(Stored data)
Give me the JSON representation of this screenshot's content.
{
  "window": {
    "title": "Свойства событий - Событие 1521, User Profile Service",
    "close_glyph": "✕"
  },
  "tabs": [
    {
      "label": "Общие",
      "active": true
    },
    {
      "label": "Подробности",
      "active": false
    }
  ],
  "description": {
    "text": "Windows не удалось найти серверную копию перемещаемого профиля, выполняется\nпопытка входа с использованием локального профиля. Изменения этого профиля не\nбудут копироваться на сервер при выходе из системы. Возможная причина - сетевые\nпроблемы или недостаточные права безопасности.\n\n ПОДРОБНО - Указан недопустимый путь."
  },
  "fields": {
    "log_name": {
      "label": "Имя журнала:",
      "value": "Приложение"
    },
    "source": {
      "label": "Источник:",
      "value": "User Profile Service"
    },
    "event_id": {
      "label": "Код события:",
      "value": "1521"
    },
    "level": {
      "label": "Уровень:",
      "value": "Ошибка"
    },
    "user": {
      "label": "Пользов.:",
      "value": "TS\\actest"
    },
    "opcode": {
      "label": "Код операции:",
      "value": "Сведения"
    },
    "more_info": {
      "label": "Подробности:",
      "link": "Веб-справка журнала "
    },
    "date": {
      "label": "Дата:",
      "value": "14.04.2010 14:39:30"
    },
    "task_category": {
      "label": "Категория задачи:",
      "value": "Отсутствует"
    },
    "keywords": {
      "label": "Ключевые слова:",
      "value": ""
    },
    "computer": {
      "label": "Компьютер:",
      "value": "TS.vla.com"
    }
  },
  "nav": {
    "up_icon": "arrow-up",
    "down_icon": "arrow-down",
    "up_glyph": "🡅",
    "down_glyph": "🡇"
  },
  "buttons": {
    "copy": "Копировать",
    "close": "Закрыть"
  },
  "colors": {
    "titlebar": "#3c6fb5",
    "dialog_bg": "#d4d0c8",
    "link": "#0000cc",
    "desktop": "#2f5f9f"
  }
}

...

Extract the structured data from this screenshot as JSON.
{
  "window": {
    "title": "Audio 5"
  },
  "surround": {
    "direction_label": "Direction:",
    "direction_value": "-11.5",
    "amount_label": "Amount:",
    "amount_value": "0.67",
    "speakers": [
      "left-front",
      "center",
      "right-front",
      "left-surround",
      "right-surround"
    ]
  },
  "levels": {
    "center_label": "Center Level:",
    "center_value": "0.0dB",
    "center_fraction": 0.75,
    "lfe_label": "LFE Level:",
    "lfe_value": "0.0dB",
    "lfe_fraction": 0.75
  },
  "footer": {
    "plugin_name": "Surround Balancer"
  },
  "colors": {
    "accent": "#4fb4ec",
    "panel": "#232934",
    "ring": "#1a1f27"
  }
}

> _Directive_:
Look through the entries above and report each line where the string "журнала" occurs.

> _Solution to this task_:
      "label": "Имя журнала:",
      "link": "Веб-справка журнала "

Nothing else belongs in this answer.